Task description:
Reproduce all of the data word for word.

··· Task material ···

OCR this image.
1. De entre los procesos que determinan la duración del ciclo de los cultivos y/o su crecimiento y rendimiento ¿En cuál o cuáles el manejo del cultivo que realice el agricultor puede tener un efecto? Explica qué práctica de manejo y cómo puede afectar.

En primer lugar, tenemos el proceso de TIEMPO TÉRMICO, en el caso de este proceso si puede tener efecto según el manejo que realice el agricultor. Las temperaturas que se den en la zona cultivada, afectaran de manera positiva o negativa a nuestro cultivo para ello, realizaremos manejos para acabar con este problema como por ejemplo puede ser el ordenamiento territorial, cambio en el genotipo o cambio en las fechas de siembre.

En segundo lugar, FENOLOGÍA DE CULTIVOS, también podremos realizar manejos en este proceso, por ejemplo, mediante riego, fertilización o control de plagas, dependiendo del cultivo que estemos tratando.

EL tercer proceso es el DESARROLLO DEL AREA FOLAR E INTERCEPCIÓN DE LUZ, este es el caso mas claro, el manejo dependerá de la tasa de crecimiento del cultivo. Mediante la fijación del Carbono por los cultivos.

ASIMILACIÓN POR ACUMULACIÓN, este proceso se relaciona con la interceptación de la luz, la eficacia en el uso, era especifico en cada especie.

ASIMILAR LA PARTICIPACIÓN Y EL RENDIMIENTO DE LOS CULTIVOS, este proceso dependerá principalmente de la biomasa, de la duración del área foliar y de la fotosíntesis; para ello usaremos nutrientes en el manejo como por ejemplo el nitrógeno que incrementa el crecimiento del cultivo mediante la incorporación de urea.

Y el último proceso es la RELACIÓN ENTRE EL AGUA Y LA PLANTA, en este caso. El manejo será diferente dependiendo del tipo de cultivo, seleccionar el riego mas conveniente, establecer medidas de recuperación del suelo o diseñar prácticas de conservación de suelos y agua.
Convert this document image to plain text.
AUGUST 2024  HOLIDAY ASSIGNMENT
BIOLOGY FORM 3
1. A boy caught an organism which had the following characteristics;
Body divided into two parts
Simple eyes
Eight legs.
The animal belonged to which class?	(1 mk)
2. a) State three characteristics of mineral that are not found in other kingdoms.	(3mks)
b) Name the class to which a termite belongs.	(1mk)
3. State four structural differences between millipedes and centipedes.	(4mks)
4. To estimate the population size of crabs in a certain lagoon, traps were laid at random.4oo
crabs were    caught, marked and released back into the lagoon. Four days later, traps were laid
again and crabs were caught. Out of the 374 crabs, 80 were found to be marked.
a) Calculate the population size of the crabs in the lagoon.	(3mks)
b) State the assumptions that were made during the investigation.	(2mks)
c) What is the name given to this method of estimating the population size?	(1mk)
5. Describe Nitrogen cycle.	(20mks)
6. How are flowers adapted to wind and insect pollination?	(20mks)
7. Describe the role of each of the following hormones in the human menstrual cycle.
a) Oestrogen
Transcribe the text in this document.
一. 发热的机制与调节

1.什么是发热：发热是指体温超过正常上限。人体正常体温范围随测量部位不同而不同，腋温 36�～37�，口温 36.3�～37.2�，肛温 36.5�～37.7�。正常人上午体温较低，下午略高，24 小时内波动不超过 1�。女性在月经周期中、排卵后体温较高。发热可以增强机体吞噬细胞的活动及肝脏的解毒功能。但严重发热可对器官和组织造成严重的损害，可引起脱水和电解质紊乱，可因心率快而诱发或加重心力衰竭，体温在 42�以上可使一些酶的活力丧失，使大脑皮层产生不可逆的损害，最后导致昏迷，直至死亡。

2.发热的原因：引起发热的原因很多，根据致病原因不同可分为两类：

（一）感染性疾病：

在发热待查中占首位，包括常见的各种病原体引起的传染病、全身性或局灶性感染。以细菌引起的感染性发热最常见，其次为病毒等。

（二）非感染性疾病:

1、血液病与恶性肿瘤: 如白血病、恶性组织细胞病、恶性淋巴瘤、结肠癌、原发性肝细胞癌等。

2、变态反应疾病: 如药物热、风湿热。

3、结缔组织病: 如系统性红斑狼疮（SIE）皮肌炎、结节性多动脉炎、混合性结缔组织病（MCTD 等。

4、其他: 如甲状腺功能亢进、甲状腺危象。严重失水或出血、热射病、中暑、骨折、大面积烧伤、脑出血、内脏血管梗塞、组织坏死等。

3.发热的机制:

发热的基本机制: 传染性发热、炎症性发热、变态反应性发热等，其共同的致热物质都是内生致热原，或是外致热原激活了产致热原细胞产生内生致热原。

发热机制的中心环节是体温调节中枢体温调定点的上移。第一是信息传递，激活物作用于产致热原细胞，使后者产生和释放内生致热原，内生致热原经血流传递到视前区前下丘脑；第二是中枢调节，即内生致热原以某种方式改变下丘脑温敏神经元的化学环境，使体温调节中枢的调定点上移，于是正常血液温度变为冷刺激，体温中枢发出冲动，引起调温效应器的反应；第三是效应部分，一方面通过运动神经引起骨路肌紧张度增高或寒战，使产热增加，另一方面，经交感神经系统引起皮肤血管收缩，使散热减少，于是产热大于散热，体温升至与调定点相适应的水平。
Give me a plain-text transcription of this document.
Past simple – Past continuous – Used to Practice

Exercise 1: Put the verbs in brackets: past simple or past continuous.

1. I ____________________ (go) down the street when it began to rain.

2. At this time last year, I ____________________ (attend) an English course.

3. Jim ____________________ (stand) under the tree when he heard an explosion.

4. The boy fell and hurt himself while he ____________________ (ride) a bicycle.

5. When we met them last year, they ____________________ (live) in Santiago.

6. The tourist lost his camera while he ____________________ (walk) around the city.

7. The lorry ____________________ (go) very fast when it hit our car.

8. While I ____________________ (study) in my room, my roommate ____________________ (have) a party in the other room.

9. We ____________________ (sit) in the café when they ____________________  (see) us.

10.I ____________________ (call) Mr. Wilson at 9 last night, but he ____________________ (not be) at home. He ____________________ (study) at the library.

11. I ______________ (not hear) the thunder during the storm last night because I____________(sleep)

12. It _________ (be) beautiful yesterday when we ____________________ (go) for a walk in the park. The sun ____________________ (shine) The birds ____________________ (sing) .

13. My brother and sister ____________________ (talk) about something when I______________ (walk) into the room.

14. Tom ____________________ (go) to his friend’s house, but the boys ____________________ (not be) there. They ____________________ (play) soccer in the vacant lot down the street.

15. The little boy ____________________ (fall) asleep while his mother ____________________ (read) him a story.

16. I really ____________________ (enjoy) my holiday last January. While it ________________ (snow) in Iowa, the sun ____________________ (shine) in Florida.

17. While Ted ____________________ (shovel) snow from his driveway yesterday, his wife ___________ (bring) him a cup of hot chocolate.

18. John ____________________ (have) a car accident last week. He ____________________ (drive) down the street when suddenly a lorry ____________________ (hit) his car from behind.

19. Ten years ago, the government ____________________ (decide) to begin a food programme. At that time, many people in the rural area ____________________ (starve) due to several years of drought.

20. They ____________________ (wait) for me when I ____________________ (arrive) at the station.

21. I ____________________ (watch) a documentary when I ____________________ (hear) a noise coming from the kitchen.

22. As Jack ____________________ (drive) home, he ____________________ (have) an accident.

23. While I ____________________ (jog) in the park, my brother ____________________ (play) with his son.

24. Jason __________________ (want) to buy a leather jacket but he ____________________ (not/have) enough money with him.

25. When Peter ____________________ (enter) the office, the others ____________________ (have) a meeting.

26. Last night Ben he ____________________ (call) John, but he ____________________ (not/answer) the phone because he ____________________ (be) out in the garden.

···

Exercise response:
OCR this image.
1. De entre los procesos que determinan la duración del ciclo de los cultivos y/o su crecimiento y rendimiento ¿En cuál o cuáles el manejo del cultivo que realice el agricultor puede tener un efecto? Explica qué práctica de manejo y cómo puede afectar.

En primer lugar, tenemos el proceso de TIEMPO TÉRMICO, en el caso de este proceso si puede tener efecto según el manejo que realice el agricultor. Las temperaturas que se den en la zona cultivada, afectaran de manera positiva o negativa a nuestro cultivo para ello, realizaremos manejos para acabar con este problema como por ejemplo puede ser el ordenamiento territorial, cambio en el genotipo o cambio en las fechas de siembre.

En segundo lugar, FENOLOGÍA DE CULTIVOS, también podremos realizar manejos en este proceso, por ejemplo, mediante riego, fertilización o control de plagas, dependiendo del cultivo que estemos tratando.

EL tercer proceso es el DESARROLLO DEL AREA FOLAR E INTERCEPCIÓN DE LUZ, este es el caso mas claro, el manejo dependerá de la tasa de crecimiento del cultivo. Mediante la fijación del Carbono por los cultivos.

ASIMILACIÓN POR ACUMULACIÓN, este proceso se relaciona con la interceptación de la luz, la eficacia en el uso, era especifico en cada especie.

ASIMILAR LA PARTICIPACIÓN Y EL RENDIMIENTO DE LOS CULTIVOS, este proceso dependerá principalmente de la biomasa, de la duración del área foliar y de la fotosíntesis; para ello usaremos nutrientes en el manejo como por ejemplo el nitrógeno que incrementa el crecimiento del cultivo mediante la incorporación de urea.

Y el último proceso es la RELACIÓN ENTRE EL AGUA Y LA PLANTA, en este caso. El manejo será diferente dependiendo del tipo de cultivo, seleccionar el riego mas conveniente, establecer medidas de recuperación del suelo o diseñar prácticas de conservación de suelos y agua.
Convert this document image to plain text.
AUGUST 2024  HOLIDAY ASSIGNMENT
BIOLOGY FORM 3
1. A boy caught an organism which had the following characteristics;
Body divided into two parts
Simple eyes
Eight legs.
The animal belonged to which class?	(1 mk)
2. a) State three characteristics of mineral that are not found in other kingdoms.	(3mks)
b) Name the class to which a termite belongs.	(1mk)
3. State four structural differences between millipedes and centipedes.	(4mks)
4. To estimate the population size of crabs in a certain lagoon, traps were laid at random.4oo
crabs were    caught, marked and released back into the lagoon. Four days later, traps were laid
again and crabs were caught. Out of the 374 crabs, 80 were found to be marked.
a) Calculate the population size of the crabs in the lagoon.	(3mks)
b) State the assumptions that were made during the investigation.	(2mks)
c) What is the name given to this method of estimating the population size?	(1mk)
5. Describe Nitrogen cycle.	(20mks)
6. How are flowers adapted to wind and insect pollination?	(20mks)
7. Describe the role of each of the following hormones in the human menstrual cycle.
a) Oestrogen
Transcribe the text in this document.
一. 发热的机制与调节

1.什么是发热：发热是指体温超过正常上限。人体正常体温范围随测量部位不同而不同，腋温 36�～37�，口温 36.3�～37.2�，肛温 36.5�～37.7�。正常人上午体温较低，下午略高，24 小时内波动不超过 1�。女性在月经周期中、排卵后体温较高。发热可以增强机体吞噬细胞的活动及肝脏的解毒功能。但严重发热可对器官和组织造成严重的损害，可引起脱水和电解质紊乱，可因心率快而诱发或加重心力衰竭，体温在 42�以上可使一些酶的活力丧失，使大脑皮层产生不可逆的损害，最后导致昏迷，直至死亡。

2.发热的原因：引起发热的原因很多，根据致病原因不同可分为两类：

（一）感染性疾病：

在发热待查中占首位，包括常见的各种病原体引起的传染病、全身性或局灶性感染。以细菌引起的感染性发热最常见，其次为病毒等。

（二）非感染性疾病:

1、血液病与恶性肿瘤: 如白血病、恶性组织细胞病、恶性淋巴瘤、结肠癌、原发性肝细胞癌等。

2、变态反应疾病: 如药物热、风湿热。

3、结缔组织病: 如系统性红斑狼疮（SIE）皮肌炎、结节性多动脉炎、混合性结缔组织病（MCTD 等。

4、其他: 如甲状腺功能亢进、甲状腺危象。严重失水或出血、热射病、中暑、骨折、大面积烧伤、脑出血、内脏血管梗塞、组织坏死等。

3.发热的机制:

发热的基本机制: 传染性发热、炎症性发热、变态反应性发热等，其共同的致热物质都是内生致热原，或是外致热原激活了产致热原细胞产生内生致热原。

发热机制的中心环节是体温调节中枢体温调定点的上移。第一是信息传递，激活物作用于产致热原细胞，使后者产生和释放内生致热原，内生致热原经血流传递到视前区前下丘脑；第二是中枢调节，即内生致热原以某种方式改变下丘脑温敏神经元的化学环境，使体温调节中枢的调定点上移，于是正常血液温度变为冷刺激，体温中枢发出冲动，引起调温效应器的反应；第三是效应部分，一方面通过运动神经引起骨路肌紧张度增高或寒战，使产热增加，另一方面，经交感神经系统引起皮肤血管收缩，使散热减少，于是产热大于散热，体温升至与调定点相适应的水平。
Give me a plain-text transcription of this document.
Past simple – Past continuous – Used to Practice

Exercise 1: Put the verbs in brackets: past simple or past continuous.

1. I ____________________ (go) down the street when it began to rain.

2. At this time last year, I ____________________ (attend) an English course.

3. Jim ____________________ (stand) under the tree when he heard an explosion.

4. The boy fell and hurt himself while he ____________________ (ride) a bicycle.

5. When we met them last year, they ____________________ (live) in Santiago.

6. The tourist lost his camera while he ____________________ (walk) around the city.

7. The lorry ____________________ (go) very fast when it hit our car.

8. While I ____________________ (study) in my room, my roommate ____________________ (have) a party in the other room.

9. We ____________________ (sit) in the café when they ____________________  (see) us.

10.I ____________________ (call) Mr. Wilson at 9 last night, but he ____________________ (not be) at home. He ____________________ (study) at the library.

11. I ______________ (not hear) the thunder during the storm last night because I____________(sleep)

12. It _________ (be) beautiful yesterday when we ____________________ (go) for a walk in the park. The sun ____________________ (shine) The birds ____________________ (sing) .

13. My brother and sister ____________________ (talk) about something when I______________ (walk) into the room.

14. Tom ____________________ (go) to his friend’s house, but the boys ____________________ (not be) there. They ____________________ (play) soccer in the vacant lot down the street.

15. The little boy ____________________ (fall) asleep while his mother ____________________ (read) him a story.

16. I really ____________________ (enjoy) my holiday last January. While it ________________ (snow) in Iowa, the sun ____________________ (shine) in Florida.

17. While Ted ____________________ (shovel) snow from his driveway yesterday, his wife ___________ (bring) him a cup of hot chocolate.

18. John ____________________ (have) a car accident last week. He ____________________ (drive) down the street when suddenly a lorry ____________________ (hit) his car from behind.

19. Ten years ago, the government ____________________ (decide) to begin a food programme. At that time, many people in the rural area ____________________ (starve) due to several years of drought.

20. They ____________________ (wait) for me when I ____________________ (arrive) at the station.

21. I ____________________ (watch) a documentary when I ____________________ (hear) a noise coming from the kitchen.

22. As Jack ____________________ (drive) home, he ____________________ (have) an accident.

23. While I ____________________ (jog) in the park, my brother ____________________ (play) with his son.

24. Jason __________________ (want) to buy a leather jacket but he ____________________ (not/have) enough money with him.

25. When Peter ____________________ (enter) the office, the others ____________________ (have) a meeting.

26. Last night Ben he ____________________ (call) John, but he ____________________ (not/answer) the phone because he ____________________ (be) out in the garden.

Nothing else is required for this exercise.